begin Materials provided

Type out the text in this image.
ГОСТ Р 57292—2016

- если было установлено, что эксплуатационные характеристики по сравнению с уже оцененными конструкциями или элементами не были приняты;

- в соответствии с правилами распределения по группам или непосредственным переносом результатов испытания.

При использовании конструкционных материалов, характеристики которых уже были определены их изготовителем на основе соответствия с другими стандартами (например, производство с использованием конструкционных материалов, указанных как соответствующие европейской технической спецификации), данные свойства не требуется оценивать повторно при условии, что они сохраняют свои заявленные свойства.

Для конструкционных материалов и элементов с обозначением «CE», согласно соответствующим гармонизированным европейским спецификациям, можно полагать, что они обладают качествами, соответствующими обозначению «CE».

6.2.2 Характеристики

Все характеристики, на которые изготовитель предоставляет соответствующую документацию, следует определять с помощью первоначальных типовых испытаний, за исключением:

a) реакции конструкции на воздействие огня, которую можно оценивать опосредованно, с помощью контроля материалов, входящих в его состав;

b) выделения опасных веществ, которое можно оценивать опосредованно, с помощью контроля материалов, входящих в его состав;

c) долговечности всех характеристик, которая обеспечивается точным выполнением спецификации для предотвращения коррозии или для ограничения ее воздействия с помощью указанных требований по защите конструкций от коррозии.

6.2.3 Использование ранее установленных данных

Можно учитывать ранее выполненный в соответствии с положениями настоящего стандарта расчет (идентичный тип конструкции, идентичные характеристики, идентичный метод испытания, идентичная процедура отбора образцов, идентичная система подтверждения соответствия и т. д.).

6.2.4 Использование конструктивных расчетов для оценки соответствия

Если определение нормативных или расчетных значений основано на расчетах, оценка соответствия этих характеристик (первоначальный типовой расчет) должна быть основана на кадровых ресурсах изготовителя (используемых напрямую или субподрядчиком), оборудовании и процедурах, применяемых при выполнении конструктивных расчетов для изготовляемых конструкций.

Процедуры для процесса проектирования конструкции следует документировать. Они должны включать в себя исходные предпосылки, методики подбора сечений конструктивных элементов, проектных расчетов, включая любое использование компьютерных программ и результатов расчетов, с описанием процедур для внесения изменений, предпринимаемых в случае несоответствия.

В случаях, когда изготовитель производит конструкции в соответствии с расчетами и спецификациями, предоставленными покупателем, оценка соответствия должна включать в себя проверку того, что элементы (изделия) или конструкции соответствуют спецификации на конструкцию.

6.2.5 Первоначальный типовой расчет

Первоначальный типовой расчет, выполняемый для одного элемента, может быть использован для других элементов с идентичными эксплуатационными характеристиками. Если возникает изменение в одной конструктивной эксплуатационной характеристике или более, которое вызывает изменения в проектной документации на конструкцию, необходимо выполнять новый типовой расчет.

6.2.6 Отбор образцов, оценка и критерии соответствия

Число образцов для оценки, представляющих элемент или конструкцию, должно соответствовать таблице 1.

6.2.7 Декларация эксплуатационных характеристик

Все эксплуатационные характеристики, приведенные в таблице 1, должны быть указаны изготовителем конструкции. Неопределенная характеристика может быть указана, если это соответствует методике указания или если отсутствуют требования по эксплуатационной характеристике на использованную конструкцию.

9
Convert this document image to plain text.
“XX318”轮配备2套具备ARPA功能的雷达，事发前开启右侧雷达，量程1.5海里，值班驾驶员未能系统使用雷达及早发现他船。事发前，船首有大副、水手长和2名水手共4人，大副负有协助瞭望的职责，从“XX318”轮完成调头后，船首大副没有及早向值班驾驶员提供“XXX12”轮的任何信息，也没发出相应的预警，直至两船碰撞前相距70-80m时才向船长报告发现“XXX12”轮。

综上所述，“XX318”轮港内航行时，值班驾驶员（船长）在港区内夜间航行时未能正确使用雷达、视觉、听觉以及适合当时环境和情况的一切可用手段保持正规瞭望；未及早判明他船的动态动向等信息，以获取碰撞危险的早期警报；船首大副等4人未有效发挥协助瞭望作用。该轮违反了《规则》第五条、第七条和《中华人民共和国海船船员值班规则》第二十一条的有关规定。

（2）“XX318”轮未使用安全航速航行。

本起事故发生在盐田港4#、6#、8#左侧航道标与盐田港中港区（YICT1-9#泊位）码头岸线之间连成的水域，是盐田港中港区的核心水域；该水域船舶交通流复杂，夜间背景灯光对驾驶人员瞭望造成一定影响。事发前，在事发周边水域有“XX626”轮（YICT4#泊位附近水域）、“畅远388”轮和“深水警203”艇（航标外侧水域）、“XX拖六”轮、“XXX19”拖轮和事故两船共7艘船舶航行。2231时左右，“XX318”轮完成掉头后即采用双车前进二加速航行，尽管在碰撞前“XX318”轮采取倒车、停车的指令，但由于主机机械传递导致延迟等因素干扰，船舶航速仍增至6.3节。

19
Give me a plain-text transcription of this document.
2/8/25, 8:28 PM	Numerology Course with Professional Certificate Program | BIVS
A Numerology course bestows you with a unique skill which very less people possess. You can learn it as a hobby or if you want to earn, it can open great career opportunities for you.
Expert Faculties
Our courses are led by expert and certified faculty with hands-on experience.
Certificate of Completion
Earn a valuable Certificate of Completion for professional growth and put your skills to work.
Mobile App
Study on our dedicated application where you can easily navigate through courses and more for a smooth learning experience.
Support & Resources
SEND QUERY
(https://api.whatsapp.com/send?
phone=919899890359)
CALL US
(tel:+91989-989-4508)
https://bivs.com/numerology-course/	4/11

end Materials provided

◆ The problem
Work out how many lines in the records above contain the word "with", and give only that number.

◆ Exercise answer
3